§ **EXERCISE**
Take the material below and write it all out again exactly.

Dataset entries
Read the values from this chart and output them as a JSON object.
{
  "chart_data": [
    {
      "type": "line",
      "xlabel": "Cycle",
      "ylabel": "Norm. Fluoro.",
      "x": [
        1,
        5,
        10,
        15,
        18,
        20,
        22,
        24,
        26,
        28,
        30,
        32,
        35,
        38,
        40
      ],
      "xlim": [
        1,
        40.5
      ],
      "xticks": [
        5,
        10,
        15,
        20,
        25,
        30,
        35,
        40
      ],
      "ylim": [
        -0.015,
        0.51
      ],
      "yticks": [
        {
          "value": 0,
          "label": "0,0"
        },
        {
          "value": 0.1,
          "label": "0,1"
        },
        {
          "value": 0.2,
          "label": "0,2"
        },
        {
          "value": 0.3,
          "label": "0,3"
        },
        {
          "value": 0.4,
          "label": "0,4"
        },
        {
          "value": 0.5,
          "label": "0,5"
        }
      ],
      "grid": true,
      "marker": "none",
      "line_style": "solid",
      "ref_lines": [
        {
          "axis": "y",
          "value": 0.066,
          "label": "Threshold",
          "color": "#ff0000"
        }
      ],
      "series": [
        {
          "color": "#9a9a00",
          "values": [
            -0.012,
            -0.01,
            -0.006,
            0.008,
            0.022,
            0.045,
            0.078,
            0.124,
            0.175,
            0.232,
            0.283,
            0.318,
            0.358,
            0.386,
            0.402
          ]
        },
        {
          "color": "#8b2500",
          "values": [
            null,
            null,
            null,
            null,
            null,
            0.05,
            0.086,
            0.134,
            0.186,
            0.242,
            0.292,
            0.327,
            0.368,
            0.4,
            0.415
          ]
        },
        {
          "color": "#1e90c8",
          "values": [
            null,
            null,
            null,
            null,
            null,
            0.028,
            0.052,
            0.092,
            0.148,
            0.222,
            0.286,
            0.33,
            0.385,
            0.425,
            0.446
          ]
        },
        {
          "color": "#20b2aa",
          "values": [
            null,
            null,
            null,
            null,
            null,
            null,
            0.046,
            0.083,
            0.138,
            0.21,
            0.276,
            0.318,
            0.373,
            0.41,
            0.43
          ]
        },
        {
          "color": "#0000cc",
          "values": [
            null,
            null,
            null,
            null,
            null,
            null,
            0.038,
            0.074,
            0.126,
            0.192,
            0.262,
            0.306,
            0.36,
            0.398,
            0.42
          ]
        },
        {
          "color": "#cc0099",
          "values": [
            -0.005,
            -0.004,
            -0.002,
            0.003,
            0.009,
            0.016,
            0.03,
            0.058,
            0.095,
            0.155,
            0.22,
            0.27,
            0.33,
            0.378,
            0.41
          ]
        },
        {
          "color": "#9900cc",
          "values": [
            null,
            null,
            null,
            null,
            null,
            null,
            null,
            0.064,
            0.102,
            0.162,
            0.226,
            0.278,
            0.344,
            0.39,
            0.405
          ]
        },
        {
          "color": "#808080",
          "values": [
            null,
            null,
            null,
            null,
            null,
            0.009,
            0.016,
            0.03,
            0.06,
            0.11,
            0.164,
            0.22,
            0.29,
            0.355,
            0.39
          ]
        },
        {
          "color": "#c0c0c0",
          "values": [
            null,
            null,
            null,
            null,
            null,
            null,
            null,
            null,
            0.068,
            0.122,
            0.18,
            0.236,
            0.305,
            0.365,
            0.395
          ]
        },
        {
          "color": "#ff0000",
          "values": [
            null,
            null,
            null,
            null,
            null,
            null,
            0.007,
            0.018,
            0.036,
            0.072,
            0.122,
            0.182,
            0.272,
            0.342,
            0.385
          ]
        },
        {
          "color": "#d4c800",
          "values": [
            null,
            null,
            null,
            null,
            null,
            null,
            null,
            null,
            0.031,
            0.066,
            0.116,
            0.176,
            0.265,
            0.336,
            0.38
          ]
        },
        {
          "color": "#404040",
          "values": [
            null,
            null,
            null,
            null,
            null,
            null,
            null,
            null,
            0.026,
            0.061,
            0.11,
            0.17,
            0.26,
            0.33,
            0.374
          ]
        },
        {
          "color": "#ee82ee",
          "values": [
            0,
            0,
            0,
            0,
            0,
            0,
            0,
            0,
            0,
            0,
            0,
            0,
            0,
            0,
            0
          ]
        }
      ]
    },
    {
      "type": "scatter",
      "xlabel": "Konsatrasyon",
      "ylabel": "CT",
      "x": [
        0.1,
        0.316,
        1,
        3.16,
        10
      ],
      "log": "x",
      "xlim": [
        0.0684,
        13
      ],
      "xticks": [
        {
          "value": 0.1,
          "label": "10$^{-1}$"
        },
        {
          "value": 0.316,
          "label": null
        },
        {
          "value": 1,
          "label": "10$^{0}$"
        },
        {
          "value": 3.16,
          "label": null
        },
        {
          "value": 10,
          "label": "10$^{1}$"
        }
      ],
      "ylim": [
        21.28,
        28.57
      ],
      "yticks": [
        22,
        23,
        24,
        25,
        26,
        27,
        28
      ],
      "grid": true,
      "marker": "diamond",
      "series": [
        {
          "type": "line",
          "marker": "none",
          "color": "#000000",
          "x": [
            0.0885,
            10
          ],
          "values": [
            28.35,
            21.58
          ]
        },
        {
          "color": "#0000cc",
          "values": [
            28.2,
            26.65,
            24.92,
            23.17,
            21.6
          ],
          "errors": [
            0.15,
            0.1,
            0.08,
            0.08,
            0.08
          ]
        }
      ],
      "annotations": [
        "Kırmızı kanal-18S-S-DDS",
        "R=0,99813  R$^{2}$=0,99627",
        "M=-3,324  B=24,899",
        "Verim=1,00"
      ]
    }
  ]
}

§ **TASK SOLUTION**
Read the values from this chart and output them as a JSON object.
{
  "chart_data": [
    {
      "type": "line",
      "xlabel": "Cycle",
      "ylabel": "Norm. Fluoro.",
      "x": [
        1,
        5,
        10,
        15,
        18,
        20,
        22,
        24,
        26,
        28,
        30,
        32,
        35,
        38,
        40
      ],
      "xlim": [
        1,
        40.5
      ],
      "xticks": [
        5,
        10,
        15,
        20,
        25,
        30,
        35,
        40
      ],
      "ylim": [
        -0.015,
        0.51
      ],
      "yticks": [
        {
          "value": 0,
          "label": "0,0"
        },
        {
          "value": 0.1,
          "label": "0,1"
        },
        {
          "value": 0.2,
          "label": "0,2"
        },
        {
          "value": 0.3,
          "label": "0,3"
        },
        {
          "value": 0.4,
          "label": "0,4"
        },
        {
          "value": 0.5,
          "label": "0,5"
        }
      ],
      "grid": true,
      "marker": "none",
      "line_style": "solid",
      "ref_lines": [
        {
          "axis": "y",
          "value": 0.066,
          "label": "Threshold",
          "color": "#ff0000"
        }
      ],
      "series": [
        {
          "color": "#9a9a00",
          "values": [
            -0.012,
            -0.01,
            -0.006,
            0.008,
            0.022,
            0.045,
            0.078,
            0.124,
            0.175,
            0.232,
            0.283,
            0.318,
            0.358,
            0.386,
            0.402
          ]
        },
        {
          "color": "#8b2500",
          "values": [
            null,
            null,
            null,
            null,
            null,
            0.05,
            0.086,
            0.134,
            0.186,
            0.242,
            0.292,
            0.327,
            0.368,
            0.4,
            0.415
          ]
        },
        {
          "color": "#1e90c8",
          "values": [
            null,
            null,
            null,
            null,
            null,
            0.028,
            0.052,
            0.092,
            0.148,
            0.222,
            0.286,
            0.33,
            0.385,
            0.425,
            0.446
          ]
        },
        {
          "color": "#20b2aa",
          "values": [
            null,
            null,
            null,
            null,
            null,
            null,
            0.046,
            0.083,
            0.138,
            0.21,
            0.276,
            0.318,
            0.373,
            0.41,
            0.43
          ]
        },
        {
          "color": "#0000cc",
          "values": [
            null,
            null,
            null,
            null,
            null,
            null,
            0.038,
            0.074,
            0.126,
            0.192,
            0.262,
            0.306,
            0.36,
            0.398,
            0.42
          ]
        },
        {
          "color": "#cc0099",
          "values": [
            -0.005,
            -0.004,
            -0.002,
            0.003,
            0.009,
            0.016,
            0.03,
            0.058,
            0.095,
            0.155,
            0.22,
            0.27,
            0.33,
            0.378,
            0.41
          ]
        },
        {
          "color": "#9900cc",
          "values": [
            null,
            null,
            null,
            null,
            null,
            null,
            null,
            0.064,
            0.102,
            0.162,
            0.226,
            0.278,
            0.344,
            0.39,
            0.405
          ]
        },
        {
          "color": "#808080",
          "values": [
            null,
            null,
            null,
            null,
            null,
            0.009,
            0.016,
            0.03,
            0.06,
            0.11,
            0.164,
            0.22,
            0.29,
            0.355,
            0.39
          ]
        },
        {
          "color": "#c0c0c0",
          "values": [
            null,
            null,
            null,
            null,
            null,
            null,
            null,
            null,
            0.068,
            0.122,
            0.18,
            0.236,
            0.305,
            0.365,
            0.395
          ]
        },
        {
          "color": "#ff0000",
          "values": [
            null,
            null,
            null,
            null,
            null,
            null,
            0.007,
            0.018,
            0.036,
            0.072,
            0.122,
            0.182,
            0.272,
            0.342,
            0.385
          ]
        },
        {
          "color": "#d4c800",
          "values": [
            null,
            null,
            null,
            null,
            null,
            null,
            null,
            null,
            0.031,
            0.066,
            0.116,
            0.176,
            0.265,
            0.336,
            0.38
          ]
        },
        {
          "color": "#404040",
          "values": [
            null,
            null,
            null,
            null,
            null,
            null,
            null,
            null,
            0.026,
            0.061,
            0.11,
            0.17,
            0.26,
            0.33,
            0.374
          ]
        },
        {
          "color": "#ee82ee",
          "values": [
            0,
            0,
            0,
            0,
            0,
            0,
            0,
            0,
            0,
            0,
            0,
            0,
            0,
            0,
            0
          ]
        }
      ]
    },
    {
      "type": "scatter",
      "xlabel": "Konsatrasyon",
      "ylabel": "CT",
      "x": [
        0.1,
        0.316,
        1,
        3.16,
        10
      ],
      "log": "x",
      "xlim": [
        0.0684,
        13
      ],
      "xticks": [
        {
          "value": 0.1,
          "label": "10$^{-1}$"
        },
        {
          "value": 0.316,
          "label": null
        },
        {
          "value": 1,
          "label": "10$^{0}$"
        },
        {
          "value": 3.16,
          "label": null
        },
        {
          "value": 10,
          "label": "10$^{1}$"
        }
      ],
      "ylim": [
        21.28,
        28.57
      ],
      "yticks": [
        22,
        23,
        24,
        25,
        26,
        27,
        28
      ],
      "grid": true,
      "marker": "diamond",
      "series": [
        {
          "type": "line",
          "marker": "none",
          "color": "#000000",
          "x": [
            0.0885,
            10
          ],
          "values": [
            28.35,
            21.58
          ]
        },
        {
          "color": "#0000cc",
          "values": [
            28.2,
            26.65,
            24.92,
            23.17,
            21.6
          ],
          "errors": [
            0.15,
            0.1,
            0.08,
            0.08,
            0.08
          ]
        }
      ],
      "annotations": [
        "Kırmızı kanal-18S-S-DDS",
        "R=0,99813  R$^{2}$=0,99627",
        "M=-3,324  B=24,899",
        "Verim=1,00"
      ]
    }
  ]
}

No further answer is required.